SUPPLIED RECORDS
┄┄┄┄┄┄┄┄┄┄

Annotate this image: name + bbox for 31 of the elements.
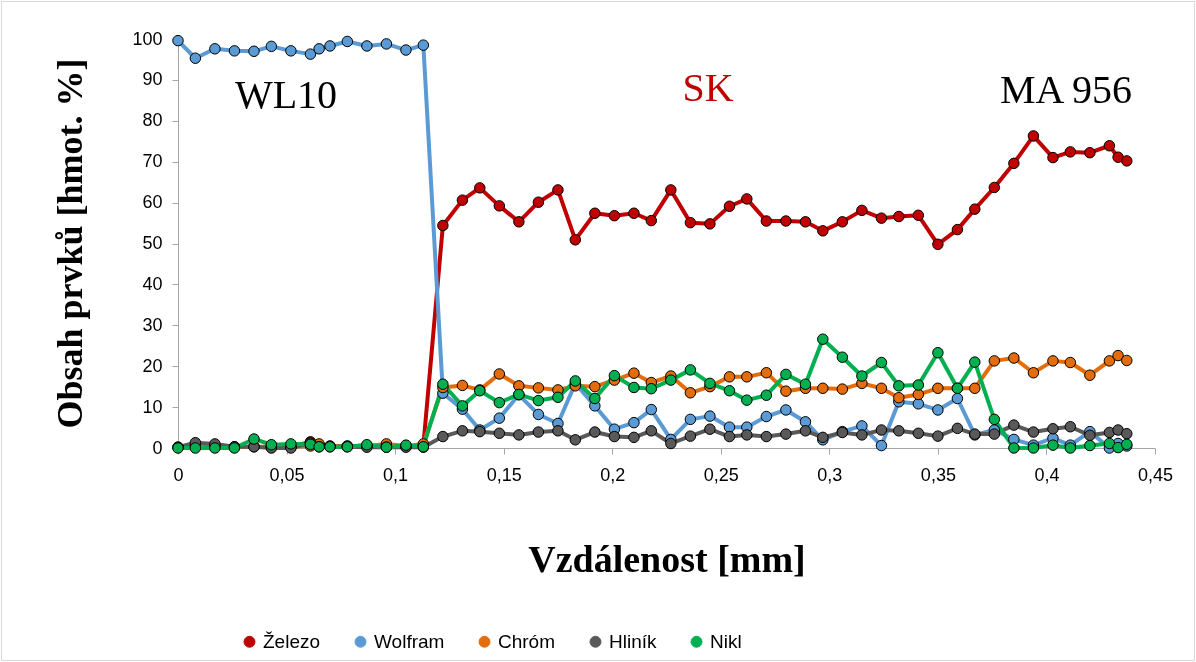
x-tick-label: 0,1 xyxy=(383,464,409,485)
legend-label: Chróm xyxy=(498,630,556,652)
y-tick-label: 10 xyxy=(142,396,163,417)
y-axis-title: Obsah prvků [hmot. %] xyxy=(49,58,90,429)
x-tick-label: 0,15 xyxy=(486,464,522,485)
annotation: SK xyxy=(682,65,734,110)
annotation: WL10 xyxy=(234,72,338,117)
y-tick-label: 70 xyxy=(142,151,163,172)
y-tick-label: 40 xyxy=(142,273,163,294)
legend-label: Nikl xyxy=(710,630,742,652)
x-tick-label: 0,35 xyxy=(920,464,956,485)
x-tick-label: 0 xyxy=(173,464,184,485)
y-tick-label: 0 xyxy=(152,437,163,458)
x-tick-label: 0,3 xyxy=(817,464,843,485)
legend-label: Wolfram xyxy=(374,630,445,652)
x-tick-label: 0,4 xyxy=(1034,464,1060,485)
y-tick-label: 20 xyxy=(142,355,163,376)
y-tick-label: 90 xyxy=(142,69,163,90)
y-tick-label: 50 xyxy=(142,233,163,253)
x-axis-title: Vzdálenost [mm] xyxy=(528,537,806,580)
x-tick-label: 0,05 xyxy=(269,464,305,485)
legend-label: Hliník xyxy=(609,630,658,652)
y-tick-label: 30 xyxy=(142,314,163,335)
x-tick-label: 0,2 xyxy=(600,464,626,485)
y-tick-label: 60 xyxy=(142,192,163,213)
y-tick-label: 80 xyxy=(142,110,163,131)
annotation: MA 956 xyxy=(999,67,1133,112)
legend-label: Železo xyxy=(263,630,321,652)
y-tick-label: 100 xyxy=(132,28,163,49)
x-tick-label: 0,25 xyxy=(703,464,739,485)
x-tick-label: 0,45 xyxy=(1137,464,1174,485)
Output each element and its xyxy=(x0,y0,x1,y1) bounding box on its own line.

┄┄┄┄┄┄┄┄┄┄

TASK STATEMENT
Copy out the entries above verbatim, from the line with "x-tick-label: 0,1 xyxy=(383,464,409,485)" to the line with "legend-label: Wolfram xyxy=(374,630,445,652)", both included.

TASK SOLUTION
x-tick-label: 0,1 xyxy=(383,464,409,485)
legend-label: Chróm xyxy=(498,630,556,652)
y-tick-label: 10 xyxy=(142,396,163,417)
y-axis-title: Obsah prvků [hmot. %] xyxy=(49,58,90,429)
x-tick-label: 0,15 xyxy=(486,464,522,485)
annotation: SK xyxy=(682,65,734,110)
annotation: WL10 xyxy=(234,72,338,117)
y-tick-label: 70 xyxy=(142,151,163,172)
y-tick-label: 40 xyxy=(142,273,163,294)
legend-label: Nikl xyxy=(710,630,742,652)
x-tick-label: 0,35 xyxy=(920,464,956,485)
x-tick-label: 0 xyxy=(173,464,184,485)
y-tick-label: 0 xyxy=(152,437,163,458)
x-tick-label: 0,3 xyxy=(817,464,843,485)
legend-label: Wolfram xyxy=(374,630,445,652)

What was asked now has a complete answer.